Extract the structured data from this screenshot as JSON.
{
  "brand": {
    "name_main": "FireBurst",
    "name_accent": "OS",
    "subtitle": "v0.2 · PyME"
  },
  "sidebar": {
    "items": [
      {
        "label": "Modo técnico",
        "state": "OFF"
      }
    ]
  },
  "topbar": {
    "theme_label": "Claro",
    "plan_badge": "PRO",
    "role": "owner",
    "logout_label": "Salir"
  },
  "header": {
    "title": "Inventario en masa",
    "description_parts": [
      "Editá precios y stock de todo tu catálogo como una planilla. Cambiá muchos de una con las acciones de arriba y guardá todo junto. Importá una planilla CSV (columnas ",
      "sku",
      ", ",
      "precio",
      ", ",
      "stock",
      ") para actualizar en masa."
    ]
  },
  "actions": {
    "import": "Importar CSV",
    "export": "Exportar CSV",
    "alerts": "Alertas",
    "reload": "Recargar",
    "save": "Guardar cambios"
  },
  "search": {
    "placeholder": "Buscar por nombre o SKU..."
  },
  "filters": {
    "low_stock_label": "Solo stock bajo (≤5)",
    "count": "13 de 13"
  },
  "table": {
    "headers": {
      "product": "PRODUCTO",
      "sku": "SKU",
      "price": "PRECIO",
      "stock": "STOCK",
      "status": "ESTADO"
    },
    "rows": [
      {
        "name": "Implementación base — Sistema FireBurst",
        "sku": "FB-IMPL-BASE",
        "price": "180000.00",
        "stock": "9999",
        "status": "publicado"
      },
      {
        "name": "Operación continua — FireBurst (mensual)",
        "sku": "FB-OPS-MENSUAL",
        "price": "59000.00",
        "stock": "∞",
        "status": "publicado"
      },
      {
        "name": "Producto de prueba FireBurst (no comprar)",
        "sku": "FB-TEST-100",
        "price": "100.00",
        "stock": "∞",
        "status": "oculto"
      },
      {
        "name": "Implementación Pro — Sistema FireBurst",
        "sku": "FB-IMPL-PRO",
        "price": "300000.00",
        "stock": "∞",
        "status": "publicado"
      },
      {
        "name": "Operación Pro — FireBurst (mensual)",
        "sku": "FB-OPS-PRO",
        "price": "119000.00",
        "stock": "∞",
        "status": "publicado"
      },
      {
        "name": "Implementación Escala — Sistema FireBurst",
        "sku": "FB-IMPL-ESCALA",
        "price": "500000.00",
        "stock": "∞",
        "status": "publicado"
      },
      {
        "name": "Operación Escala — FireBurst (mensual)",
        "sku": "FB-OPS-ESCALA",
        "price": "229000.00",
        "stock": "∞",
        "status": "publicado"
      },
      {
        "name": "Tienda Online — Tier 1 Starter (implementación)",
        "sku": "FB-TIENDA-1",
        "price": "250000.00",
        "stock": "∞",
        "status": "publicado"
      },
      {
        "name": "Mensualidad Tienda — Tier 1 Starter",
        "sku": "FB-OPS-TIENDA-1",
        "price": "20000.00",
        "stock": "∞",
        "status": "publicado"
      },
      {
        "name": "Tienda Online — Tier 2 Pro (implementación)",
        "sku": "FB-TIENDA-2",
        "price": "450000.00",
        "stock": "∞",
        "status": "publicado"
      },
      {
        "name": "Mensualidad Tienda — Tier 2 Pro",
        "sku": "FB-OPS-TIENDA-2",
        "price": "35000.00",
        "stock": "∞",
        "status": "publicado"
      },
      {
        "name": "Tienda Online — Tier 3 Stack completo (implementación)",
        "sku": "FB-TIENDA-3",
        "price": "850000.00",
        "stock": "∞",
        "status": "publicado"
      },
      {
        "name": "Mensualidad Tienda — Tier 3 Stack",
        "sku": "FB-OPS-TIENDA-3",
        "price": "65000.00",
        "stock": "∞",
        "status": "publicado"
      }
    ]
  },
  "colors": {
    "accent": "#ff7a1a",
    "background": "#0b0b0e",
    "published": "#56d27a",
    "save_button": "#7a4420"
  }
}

..............................

Exercise directions:
Please set down all the data word for word.

Finished answer:
Extract the structured data from this screenshot as JSON.
{
  "brand": {
    "name_main": "FireBurst",
    "name_accent": "OS",
    "subtitle": "v0.2 · PyME"
  },
  "sidebar": {
    "items": [
      {
        "label": "Modo técnico",
        "state": "OFF"
      }
    ]
  },
  "topbar": {
    "theme_label": "Claro",
    "plan_badge": "PRO",
    "role": "owner",
    "logout_label": "Salir"
  },
  "header": {
    "title": "Inventario en masa",
    "description_parts": [
      "Editá precios y stock de todo tu catálogo como una planilla. Cambiá muchos de una con las acciones de arriba y guardá todo junto. Importá una planilla CSV (columnas ",
      "sku",
      ", ",
      "precio",
      ", ",
      "stock",
      ") para actualizar en masa."
    ]
  },
  "actions": {
    "import": "Importar CSV",
    "export": "Exportar CSV",
    "alerts": "Alertas",
    "reload": "Recargar",
    "save": "Guardar cambios"
  },
  "search": {
    "placeholder": "Buscar por nombre o SKU..."
  },
  "filters": {
    "low_stock_label": "Solo stock bajo (≤5)",
    "count": "13 de 13"
  },
  "table": {
    "headers": {
      "product": "PRODUCTO",
      "sku": "SKU",
      "price": "PRECIO",
      "stock": "STOCK",
      "status": "ESTADO"
    },
    "rows": [
      {
        "name": "Implementación base — Sistema FireBurst",
        "sku": "FB-IMPL-BASE",
        "price": "180000.00",
        "stock": "9999",
        "status": "publicado"
      },
      {
        "name": "Operación continua — FireBurst (mensual)",
        "sku": "FB-OPS-MENSUAL",
        "price": "59000.00",
        "stock": "∞",
        "status": "publicado"
      },
      {
        "name": "Producto de prueba FireBurst (no comprar)",
        "sku": "FB-TEST-100",
        "price": "100.00",
        "stock": "∞",
        "status": "oculto"
      },
      {
        "name": "Implementación Pro — Sistema FireBurst",
        "sku": "FB-IMPL-PRO",
        "price": "300000.00",
        "stock": "∞",
        "status": "publicado"
      },
      {
        "name": "Operación Pro — FireBurst (mensual)",
        "sku": "FB-OPS-PRO",
        "price": "119000.00",
        "stock": "∞",
        "status": "publicado"
      },
      {
        "name": "Implementación Escala — Sistema FireBurst",
        "sku": "FB-IMPL-ESCALA",
        "price": "500000.00",
        "stock": "∞",
        "status": "publicado"
      },
      {
        "name": "Operación Escala — FireBurst (mensual)",
        "sku": "FB-OPS-ESCALA",
        "price": "229000.00",
        "stock": "∞",
        "status": "publicado"
      },
      {
        "name": "Tienda Online — Tier 1 Starter (implementación)",
        "sku": "FB-TIENDA-1",
        "price": "250000.00",
        "stock": "∞",
        "status": "publicado"
      },
      {
        "name": "Mensualidad Tienda — Tier 1 Starter",
        "sku": "FB-OPS-TIENDA-1",
        "price": "20000.00",
        "stock": "∞",
        "status": "publicado"
      },
      {
        "name": "Tienda Online — Tier 2 Pro (implementación)",
        "sku": "FB-TIENDA-2",
        "price": "450000.00",
        "stock": "∞",
        "status": "publicado"
      },
      {
        "name": "Mensualidad Tienda — Tier 2 Pro",
        "sku": "FB-OPS-TIENDA-2",
        "price": "35000.00",
        "stock": "∞",
        "status": "publicado"
      },
      {
        "name": "Tienda Online — Tier 3 Stack completo (implementación)",
        "sku": "FB-TIENDA-3",
        "price": "850000.00",
        "stock": "∞",
        "status": "publicado"
      },
      {
        "name": "Mensualidad Tienda — Tier 3 Stack",
        "sku": "FB-OPS-TIENDA-3",
        "price": "65000.00",
        "stock": "∞",
        "status": "publicado"
      }
    ]
  },
  "colors": {
    "accent": "#ff7a1a",
    "background": "#0b0b0e",
    "published": "#56d27a",
    "save_button": "#7a4420"
  }
}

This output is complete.